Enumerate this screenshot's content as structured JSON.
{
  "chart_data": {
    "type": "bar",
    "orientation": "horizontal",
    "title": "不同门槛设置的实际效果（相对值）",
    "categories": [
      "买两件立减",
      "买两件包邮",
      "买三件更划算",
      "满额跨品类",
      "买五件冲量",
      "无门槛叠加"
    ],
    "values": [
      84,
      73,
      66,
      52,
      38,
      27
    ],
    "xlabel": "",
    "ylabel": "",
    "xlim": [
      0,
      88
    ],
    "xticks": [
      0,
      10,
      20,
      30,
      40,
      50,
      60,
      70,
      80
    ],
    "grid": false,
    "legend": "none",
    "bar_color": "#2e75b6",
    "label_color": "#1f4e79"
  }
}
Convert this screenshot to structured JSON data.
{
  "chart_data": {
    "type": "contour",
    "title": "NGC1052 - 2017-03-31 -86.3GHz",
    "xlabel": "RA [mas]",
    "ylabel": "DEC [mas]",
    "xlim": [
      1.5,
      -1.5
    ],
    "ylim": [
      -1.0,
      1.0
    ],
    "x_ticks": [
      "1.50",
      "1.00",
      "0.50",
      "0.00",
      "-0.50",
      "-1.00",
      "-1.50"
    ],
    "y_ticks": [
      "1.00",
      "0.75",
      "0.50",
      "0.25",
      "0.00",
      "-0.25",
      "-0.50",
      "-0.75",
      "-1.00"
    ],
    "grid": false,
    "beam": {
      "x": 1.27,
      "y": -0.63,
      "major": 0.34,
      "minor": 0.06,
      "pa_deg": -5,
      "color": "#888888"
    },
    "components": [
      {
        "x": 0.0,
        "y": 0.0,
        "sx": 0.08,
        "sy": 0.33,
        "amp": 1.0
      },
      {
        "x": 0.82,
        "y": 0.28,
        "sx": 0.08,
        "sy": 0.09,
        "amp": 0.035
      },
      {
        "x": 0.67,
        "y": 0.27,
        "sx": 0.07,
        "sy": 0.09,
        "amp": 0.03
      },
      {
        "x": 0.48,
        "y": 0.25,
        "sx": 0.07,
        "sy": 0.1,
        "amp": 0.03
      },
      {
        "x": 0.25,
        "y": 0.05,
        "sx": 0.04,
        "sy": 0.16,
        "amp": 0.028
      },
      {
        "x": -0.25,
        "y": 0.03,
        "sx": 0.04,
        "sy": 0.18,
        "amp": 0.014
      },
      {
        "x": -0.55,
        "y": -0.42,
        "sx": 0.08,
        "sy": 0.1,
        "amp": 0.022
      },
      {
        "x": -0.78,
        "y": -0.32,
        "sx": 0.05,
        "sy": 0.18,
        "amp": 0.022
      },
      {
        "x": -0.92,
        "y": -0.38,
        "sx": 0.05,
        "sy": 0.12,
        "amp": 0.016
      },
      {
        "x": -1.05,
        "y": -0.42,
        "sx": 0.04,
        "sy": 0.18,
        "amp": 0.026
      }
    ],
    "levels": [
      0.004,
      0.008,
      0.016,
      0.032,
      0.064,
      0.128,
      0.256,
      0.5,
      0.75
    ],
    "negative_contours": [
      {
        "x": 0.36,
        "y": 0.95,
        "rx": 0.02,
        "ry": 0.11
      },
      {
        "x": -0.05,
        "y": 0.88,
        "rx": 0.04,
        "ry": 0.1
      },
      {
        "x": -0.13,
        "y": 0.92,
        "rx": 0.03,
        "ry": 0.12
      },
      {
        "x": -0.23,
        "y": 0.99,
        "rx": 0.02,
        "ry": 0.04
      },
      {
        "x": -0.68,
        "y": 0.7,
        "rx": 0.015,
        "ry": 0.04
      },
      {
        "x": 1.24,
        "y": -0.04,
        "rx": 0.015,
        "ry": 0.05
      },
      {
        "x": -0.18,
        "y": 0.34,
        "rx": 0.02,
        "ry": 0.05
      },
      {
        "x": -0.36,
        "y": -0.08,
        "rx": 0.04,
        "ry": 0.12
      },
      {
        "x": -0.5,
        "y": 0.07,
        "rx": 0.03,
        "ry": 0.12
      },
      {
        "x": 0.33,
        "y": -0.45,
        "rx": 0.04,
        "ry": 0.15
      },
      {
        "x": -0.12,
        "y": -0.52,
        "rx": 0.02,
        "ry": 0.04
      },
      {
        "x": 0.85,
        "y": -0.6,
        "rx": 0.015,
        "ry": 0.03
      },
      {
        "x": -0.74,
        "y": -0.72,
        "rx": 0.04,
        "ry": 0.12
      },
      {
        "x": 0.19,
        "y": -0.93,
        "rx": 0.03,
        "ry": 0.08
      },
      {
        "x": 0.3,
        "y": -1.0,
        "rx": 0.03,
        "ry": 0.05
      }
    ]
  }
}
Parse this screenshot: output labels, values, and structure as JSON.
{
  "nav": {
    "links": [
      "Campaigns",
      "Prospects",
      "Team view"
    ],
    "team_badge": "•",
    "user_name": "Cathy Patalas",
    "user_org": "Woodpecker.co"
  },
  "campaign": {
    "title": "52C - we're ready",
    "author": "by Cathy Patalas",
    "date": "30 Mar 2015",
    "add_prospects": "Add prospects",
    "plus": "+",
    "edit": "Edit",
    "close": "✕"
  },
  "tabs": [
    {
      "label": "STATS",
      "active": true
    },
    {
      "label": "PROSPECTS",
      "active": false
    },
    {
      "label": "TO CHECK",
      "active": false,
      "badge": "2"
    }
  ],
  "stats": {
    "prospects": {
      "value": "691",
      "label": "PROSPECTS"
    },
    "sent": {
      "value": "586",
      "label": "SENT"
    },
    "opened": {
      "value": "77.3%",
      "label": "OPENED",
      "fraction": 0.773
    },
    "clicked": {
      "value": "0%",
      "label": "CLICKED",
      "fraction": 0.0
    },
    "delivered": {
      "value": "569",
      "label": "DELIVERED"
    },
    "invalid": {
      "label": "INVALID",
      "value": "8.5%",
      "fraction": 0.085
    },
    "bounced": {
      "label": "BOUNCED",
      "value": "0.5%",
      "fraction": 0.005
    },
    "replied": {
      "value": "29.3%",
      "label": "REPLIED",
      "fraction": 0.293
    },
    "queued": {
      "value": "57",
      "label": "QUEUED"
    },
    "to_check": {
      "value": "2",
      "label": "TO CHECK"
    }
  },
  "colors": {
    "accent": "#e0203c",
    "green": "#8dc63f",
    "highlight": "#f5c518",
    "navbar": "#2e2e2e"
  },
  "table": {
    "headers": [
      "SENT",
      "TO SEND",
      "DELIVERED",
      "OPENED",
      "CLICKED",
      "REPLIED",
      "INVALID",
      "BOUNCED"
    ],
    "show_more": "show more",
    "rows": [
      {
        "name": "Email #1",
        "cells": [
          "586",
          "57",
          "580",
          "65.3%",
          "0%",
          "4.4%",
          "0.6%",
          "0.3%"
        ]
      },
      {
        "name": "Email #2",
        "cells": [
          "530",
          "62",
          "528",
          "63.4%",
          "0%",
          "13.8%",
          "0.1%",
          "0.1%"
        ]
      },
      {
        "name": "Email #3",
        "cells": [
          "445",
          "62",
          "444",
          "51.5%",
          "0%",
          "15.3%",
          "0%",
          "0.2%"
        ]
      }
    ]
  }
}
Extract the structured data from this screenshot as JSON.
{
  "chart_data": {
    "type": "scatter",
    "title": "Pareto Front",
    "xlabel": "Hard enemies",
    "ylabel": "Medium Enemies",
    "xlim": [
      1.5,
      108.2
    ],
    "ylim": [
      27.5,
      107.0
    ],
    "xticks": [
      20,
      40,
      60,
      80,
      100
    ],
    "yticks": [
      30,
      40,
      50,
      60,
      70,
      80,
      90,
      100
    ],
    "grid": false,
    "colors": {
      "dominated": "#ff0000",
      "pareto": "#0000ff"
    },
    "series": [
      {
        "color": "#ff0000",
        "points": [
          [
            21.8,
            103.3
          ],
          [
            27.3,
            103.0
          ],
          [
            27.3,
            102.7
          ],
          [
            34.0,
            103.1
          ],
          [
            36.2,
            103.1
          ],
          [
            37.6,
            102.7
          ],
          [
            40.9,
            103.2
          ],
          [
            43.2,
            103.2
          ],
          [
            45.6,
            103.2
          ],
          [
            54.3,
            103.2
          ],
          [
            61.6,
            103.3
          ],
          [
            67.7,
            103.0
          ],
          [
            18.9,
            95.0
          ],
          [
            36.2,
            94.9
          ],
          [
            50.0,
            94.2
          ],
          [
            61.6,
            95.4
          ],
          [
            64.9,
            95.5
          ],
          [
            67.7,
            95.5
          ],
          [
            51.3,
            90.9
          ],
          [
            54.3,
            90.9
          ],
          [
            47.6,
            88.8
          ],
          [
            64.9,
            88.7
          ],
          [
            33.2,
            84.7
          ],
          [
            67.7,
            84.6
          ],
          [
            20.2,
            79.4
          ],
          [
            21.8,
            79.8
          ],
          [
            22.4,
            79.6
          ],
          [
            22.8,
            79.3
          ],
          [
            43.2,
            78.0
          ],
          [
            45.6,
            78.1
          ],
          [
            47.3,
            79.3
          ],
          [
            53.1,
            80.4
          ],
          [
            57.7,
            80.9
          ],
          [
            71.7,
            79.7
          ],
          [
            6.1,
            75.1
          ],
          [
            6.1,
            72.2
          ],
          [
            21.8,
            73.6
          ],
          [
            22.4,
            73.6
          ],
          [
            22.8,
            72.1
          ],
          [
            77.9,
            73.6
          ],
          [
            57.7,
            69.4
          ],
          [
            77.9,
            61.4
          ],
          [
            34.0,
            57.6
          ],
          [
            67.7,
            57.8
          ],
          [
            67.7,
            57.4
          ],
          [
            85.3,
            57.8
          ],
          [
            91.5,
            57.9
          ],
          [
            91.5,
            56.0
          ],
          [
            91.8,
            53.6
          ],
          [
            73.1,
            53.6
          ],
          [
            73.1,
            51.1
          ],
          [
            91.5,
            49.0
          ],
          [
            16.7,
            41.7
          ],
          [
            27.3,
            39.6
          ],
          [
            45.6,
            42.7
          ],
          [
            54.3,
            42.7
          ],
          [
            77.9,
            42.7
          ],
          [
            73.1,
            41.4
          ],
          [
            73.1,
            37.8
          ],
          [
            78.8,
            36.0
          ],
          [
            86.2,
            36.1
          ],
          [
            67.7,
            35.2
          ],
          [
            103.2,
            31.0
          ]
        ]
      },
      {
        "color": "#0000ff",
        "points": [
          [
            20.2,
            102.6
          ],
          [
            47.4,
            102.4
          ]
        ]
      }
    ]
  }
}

> Brief:
Say how many lines in the entries contain the string "fraction", and leave out everything else.

> Solution to this problem:
5